Saved data entries
* * * * *
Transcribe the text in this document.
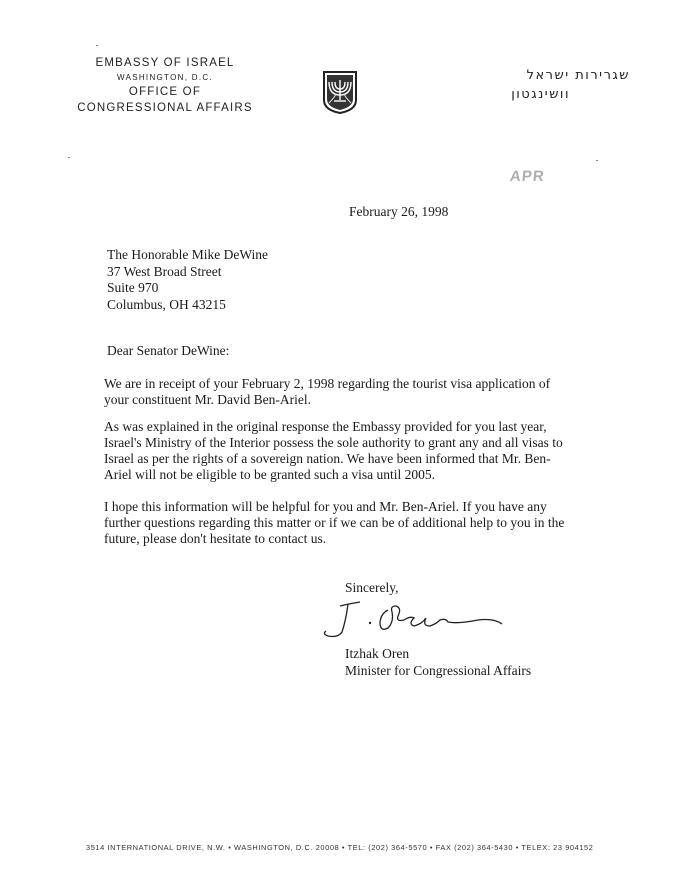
EMBASSY OF ISRAEL
WASHINGTON, D.C.
OFFICE OF
CONGRESSIONAL AFFAIRS
שגרירות ישראל
וושינגטון
APR
February 26, 1998
The Honorable Mike DeWine
37 West Broad Street
Suite 970
Columbus, OH 43215
Dear Senator DeWine:
We are in receipt of your February 2, 1998 regarding the tourist visa application of your constituent Mr. David Ben-Ariel.
As was explained in the original response the Embassy provided for you last year, Israel's Ministry of the Interior possess the sole authority to grant any and all visas to Israel as per the rights of a sovereign nation. We have been informed that Mr. Ben-Ariel will not be eligible to be granted such a visa until 2005.
I hope this information will be helpful for you and Mr. Ben-Ariel. If you have any further questions regarding this matter or if we can be of additional help to you in the future, please don't hesitate to contact us.
Sincerely,
Itzhak Oren
Minister for Congressional Affairs
3514 INTERNATIONAL DRIVE, N.W. • WASHINGTON, D.C. 20008 • TEL: (202) 364-5570 • FAX (202) 364-5430 • TELEX: 23 904152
* * * * *
▶ STATED TASK: Reproduce the entries above without change, omitting all pictures.

▶ THE OUTPUT:
Transcribe the text in this document.
EMBASSY OF ISRAEL
WASHINGTON, D.C.
OFFICE OF
CONGRESSIONAL AFFAIRS
שגרירות ישראל
וושינגטון
APR
February 26, 1998
The Honorable Mike DeWine
37 West Broad Street
Suite 970
Columbus, OH 43215
Dear Senator DeWine:
We are in receipt of your February 2, 1998 regarding the tourist visa application of your constituent Mr. David Ben-Ariel.
As was explained in the original response the Embassy provided for you last year, Israel's Ministry of the Interior possess the sole authority to grant any and all visas to Israel as per the rights of a sovereign nation. We have been informed that Mr. Ben-Ariel will not be eligible to be granted such a visa until 2005.
I hope this information will be helpful for you and Mr. Ben-Ariel. If you have any further questions regarding this matter or if we can be of additional help to you in the future, please don't hesitate to contact us.
Sincerely,
Itzhak Oren
Minister for Congressional Affairs
3514 INTERNATIONAL DRIVE, N.W. • WASHINGTON, D.C. 20008 • TEL: (202) 364-5570 • FAX (202) 364-5430 • TELEX: 23 904152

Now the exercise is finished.